═══ Data shown

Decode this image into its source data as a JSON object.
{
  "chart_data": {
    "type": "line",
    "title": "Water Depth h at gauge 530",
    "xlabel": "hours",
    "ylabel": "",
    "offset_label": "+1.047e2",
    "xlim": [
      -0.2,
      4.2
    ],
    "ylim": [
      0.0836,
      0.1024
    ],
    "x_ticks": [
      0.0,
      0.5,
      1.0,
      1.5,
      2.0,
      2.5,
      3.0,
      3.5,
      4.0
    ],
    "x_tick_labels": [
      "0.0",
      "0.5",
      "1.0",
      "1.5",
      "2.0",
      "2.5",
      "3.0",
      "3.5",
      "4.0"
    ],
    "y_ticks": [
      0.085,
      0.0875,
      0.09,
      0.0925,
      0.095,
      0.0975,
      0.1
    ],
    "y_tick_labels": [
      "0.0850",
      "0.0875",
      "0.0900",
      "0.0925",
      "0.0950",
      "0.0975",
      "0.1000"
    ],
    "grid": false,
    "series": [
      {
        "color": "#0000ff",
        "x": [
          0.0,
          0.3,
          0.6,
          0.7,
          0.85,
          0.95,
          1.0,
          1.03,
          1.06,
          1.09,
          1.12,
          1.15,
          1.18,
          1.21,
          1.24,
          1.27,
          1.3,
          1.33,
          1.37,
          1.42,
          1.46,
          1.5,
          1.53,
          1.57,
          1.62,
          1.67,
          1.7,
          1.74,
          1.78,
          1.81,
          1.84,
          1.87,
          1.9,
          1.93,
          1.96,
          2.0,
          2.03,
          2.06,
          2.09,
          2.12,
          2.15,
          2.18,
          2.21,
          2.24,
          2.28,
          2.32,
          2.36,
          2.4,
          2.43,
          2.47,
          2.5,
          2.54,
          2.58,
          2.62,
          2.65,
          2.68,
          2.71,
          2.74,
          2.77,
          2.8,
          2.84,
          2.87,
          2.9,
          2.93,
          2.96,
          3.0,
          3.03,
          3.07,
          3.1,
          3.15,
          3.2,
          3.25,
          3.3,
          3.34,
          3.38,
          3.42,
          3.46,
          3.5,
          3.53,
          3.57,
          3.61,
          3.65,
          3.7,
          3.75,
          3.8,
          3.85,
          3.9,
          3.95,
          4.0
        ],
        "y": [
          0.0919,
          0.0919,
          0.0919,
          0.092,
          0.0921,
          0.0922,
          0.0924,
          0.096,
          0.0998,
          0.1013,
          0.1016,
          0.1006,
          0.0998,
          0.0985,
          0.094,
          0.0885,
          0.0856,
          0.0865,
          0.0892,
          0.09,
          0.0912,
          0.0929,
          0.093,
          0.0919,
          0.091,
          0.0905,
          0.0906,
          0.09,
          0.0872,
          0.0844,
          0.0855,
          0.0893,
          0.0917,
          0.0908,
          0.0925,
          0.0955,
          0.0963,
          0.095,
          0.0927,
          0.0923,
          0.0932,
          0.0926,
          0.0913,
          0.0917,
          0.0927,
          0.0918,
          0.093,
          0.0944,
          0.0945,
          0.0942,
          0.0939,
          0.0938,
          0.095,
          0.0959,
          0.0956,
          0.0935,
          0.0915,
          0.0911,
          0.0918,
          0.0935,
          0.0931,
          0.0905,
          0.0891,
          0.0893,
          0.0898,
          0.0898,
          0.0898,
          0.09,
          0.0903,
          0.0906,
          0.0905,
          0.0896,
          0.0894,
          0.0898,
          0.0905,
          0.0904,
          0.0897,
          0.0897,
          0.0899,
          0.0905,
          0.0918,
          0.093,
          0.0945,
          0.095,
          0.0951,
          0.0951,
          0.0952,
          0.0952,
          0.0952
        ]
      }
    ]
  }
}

══════

• [Stated goal]:
Word for word, quote all of the data above.

• [Solution to the exercise]:
Decode this image into its source data as a JSON object.
{
  "chart_data": {
    "type": "line",
    "title": "Water Depth h at gauge 530",
    "xlabel": "hours",
    "ylabel": "",
    "offset_label": "+1.047e2",
    "xlim": [
      -0.2,
      4.2
    ],
    "ylim": [
      0.0836,
      0.1024
    ],
    "x_ticks": [
      0.0,
      0.5,
      1.0,
      1.5,
      2.0,
      2.5,
      3.0,
      3.5,
      4.0
    ],
    "x_tick_labels": [
      "0.0",
      "0.5",
      "1.0",
      "1.5",
      "2.0",
      "2.5",
      "3.0",
      "3.5",
      "4.0"
    ],
    "y_ticks": [
      0.085,
      0.0875,
      0.09,
      0.0925,
      0.095,
      0.0975,
      0.1
    ],
    "y_tick_labels": [
      "0.0850",
      "0.0875",
      "0.0900",
      "0.0925",
      "0.0950",
      "0.0975",
      "0.1000"
    ],
    "grid": false,
    "series": [
      {
        "color": "#0000ff",
        "x": [
          0.0,
          0.3,
          0.6,
          0.7,
          0.85,
          0.95,
          1.0,
          1.03,
          1.06,
          1.09,
          1.12,
          1.15,
          1.18,
          1.21,
          1.24,
          1.27,
          1.3,
          1.33,
          1.37,
          1.42,
          1.46,
          1.5,
          1.53,
          1.57,
          1.62,
          1.67,
          1.7,
          1.74,
          1.78,
          1.81,
          1.84,
          1.87,
          1.9,
          1.93,
          1.96,
          2.0,
          2.03,
          2.06,
          2.09,
          2.12,
          2.15,
          2.18,
          2.21,
          2.24,
          2.28,
          2.32,
          2.36,
          2.4,
          2.43,
          2.47,
          2.5,
          2.54,
          2.58,
          2.62,
          2.65,
          2.68,
          2.71,
          2.74,
          2.77,
          2.8,
          2.84,
          2.87,
          2.9,
          2.93,
          2.96,
          3.0,
          3.03,
          3.07,
          3.1,
          3.15,
          3.2,
          3.25,
          3.3,
          3.34,
          3.38,
          3.42,
          3.46,
          3.5,
          3.53,
          3.57,
          3.61,
          3.65,
          3.7,
          3.75,
          3.8,
          3.85,
          3.9,
          3.95,
          4.0
        ],
        "y": [
          0.0919,
          0.0919,
          0.0919,
          0.092,
          0.0921,
          0.0922,
          0.0924,
          0.096,
          0.0998,
          0.1013,
          0.1016,
          0.1006,
          0.0998,
          0.0985,
          0.094,
          0.0885,
          0.0856,
          0.0865,
          0.0892,
          0.09,
          0.0912,
          0.0929,
          0.093,
          0.0919,
          0.091,
          0.0905,
          0.0906,
          0.09,
          0.0872,
          0.0844,
          0.0855,
          0.0893,
          0.0917,
          0.0908,
          0.0925,
          0.0955,
          0.0963,
          0.095,
          0.0927,
          0.0923,
          0.0932,
          0.0926,
          0.0913,
          0.0917,
          0.0927,
          0.0918,
          0.093,
          0.0944,
          0.0945,
          0.0942,
          0.0939,
          0.0938,
          0.095,
          0.0959,
          0.0956,
          0.0935,
          0.0915,
          0.0911,
          0.0918,
          0.0935,
          0.0931,
          0.0905,
          0.0891,
          0.0893,
          0.0898,
          0.0898,
          0.0898,
          0.09,
          0.0903,
          0.0906,
          0.0905,
          0.0896,
          0.0894,
          0.0898,
          0.0905,
          0.0904,
          0.0897,
          0.0897,
          0.0899,
          0.0905,
          0.0918,
          0.093,
          0.0945,
          0.095,
          0.0951,
          0.0951,
          0.0952,
          0.0952,
          0.0952
        ]
      }
    ]
  }
}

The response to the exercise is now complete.